SUPPLIED ENTRIES
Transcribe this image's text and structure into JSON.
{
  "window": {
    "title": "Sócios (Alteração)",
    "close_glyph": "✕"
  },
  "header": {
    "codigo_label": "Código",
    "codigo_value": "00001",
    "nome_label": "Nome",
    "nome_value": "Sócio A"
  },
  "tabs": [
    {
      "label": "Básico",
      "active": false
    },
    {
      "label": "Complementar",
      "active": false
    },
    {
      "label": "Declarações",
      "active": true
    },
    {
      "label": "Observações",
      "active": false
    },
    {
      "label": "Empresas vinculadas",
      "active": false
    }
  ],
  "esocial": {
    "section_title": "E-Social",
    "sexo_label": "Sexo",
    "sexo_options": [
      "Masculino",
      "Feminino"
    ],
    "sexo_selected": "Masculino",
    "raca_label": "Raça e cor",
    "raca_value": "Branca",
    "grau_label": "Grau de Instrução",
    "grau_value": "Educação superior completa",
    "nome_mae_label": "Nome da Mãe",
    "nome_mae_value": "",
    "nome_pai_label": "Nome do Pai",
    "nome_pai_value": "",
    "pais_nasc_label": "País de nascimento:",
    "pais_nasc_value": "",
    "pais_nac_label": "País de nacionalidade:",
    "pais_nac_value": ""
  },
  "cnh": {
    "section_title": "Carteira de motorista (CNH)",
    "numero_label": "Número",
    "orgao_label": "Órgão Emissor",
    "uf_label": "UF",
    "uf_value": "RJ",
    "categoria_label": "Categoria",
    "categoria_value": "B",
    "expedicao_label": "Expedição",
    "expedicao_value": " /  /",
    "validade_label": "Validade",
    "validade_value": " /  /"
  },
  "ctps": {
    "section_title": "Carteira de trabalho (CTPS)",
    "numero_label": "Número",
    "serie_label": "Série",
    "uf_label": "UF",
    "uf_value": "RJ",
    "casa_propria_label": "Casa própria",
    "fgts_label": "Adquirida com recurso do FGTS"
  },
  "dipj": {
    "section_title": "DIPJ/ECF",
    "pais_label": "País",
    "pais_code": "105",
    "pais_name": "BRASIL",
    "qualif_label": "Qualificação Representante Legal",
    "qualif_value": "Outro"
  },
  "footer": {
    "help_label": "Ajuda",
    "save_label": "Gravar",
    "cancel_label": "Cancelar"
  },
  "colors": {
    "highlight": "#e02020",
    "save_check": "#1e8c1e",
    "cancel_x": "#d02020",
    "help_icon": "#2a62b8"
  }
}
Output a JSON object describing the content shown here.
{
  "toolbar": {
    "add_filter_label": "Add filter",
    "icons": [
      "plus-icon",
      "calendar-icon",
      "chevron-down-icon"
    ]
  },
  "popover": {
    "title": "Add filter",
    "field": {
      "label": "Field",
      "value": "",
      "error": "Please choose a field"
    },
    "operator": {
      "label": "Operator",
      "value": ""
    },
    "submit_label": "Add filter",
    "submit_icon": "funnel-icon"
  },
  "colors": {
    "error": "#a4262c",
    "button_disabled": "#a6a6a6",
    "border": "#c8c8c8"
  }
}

EXERCISE DIRECTIONS
Gather all the lines that include the word "error" and copy them out.

PROBLEM SOLUTION
      "error": "Please choose a field"
    "error": "#a4262c",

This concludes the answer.